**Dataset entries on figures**
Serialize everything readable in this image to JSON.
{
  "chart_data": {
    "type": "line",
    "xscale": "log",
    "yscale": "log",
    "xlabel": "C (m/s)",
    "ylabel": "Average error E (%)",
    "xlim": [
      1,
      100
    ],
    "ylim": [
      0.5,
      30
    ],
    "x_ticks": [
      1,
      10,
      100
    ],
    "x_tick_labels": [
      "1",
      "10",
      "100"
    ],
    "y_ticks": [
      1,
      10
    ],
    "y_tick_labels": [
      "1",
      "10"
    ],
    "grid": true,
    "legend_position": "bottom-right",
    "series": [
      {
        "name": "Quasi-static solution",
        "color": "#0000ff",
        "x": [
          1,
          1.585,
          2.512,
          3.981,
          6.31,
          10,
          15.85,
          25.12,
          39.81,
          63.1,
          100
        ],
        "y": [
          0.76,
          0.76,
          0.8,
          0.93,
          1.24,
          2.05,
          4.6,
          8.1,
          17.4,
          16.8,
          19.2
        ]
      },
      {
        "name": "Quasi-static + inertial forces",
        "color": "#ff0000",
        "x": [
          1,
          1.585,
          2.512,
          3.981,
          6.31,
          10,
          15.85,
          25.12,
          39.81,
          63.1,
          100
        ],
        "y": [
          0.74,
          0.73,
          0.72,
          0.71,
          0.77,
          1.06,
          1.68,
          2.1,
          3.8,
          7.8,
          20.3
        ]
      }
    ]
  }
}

**SET TASK**
Every entry needs to be retyped exactly.

**RESULT**
Serialize everything readable in this image to JSON.
{
  "chart_data": {
    "type": "line",
    "xscale": "log",
    "yscale": "log",
    "xlabel": "C (m/s)",
    "ylabel": "Average error E (%)",
    "xlim": [
      1,
      100
    ],
    "ylim": [
      0.5,
      30
    ],
    "x_ticks": [
      1,
      10,
      100
    ],
    "x_tick_labels": [
      "1",
      "10",
      "100"
    ],
    "y_ticks": [
      1,
      10
    ],
    "y_tick_labels": [
      "1",
      "10"
    ],
    "grid": true,
    "legend_position": "bottom-right",
    "series": [
      {
        "name": "Quasi-static solution",
        "color": "#0000ff",
        "x": [
          1,
          1.585,
          2.512,
          3.981,
          6.31,
          10,
          15.85,
          25.12,
          39.81,
          63.1,
          100
        ],
        "y": [
          0.76,
          0.76,
          0.8,
          0.93,
          1.24,
          2.05,
          4.6,
          8.1,
          17.4,
          16.8,
          19.2
        ]
      },
      {
        "name": "Quasi-static + inertial forces",
        "color": "#ff0000",
        "x": [
          1,
          1.585,
          2.512,
          3.981,
          6.31,
          10,
          15.85,
          25.12,
          39.81,
          63.1,
          100
        ],
        "y": [
          0.74,
          0.73,
          0.72,
          0.71,
          0.77,
          1.06,
          1.68,
          2.1,
          3.8,
          7.8,
          20.3
        ]
      }
    ]
  }
}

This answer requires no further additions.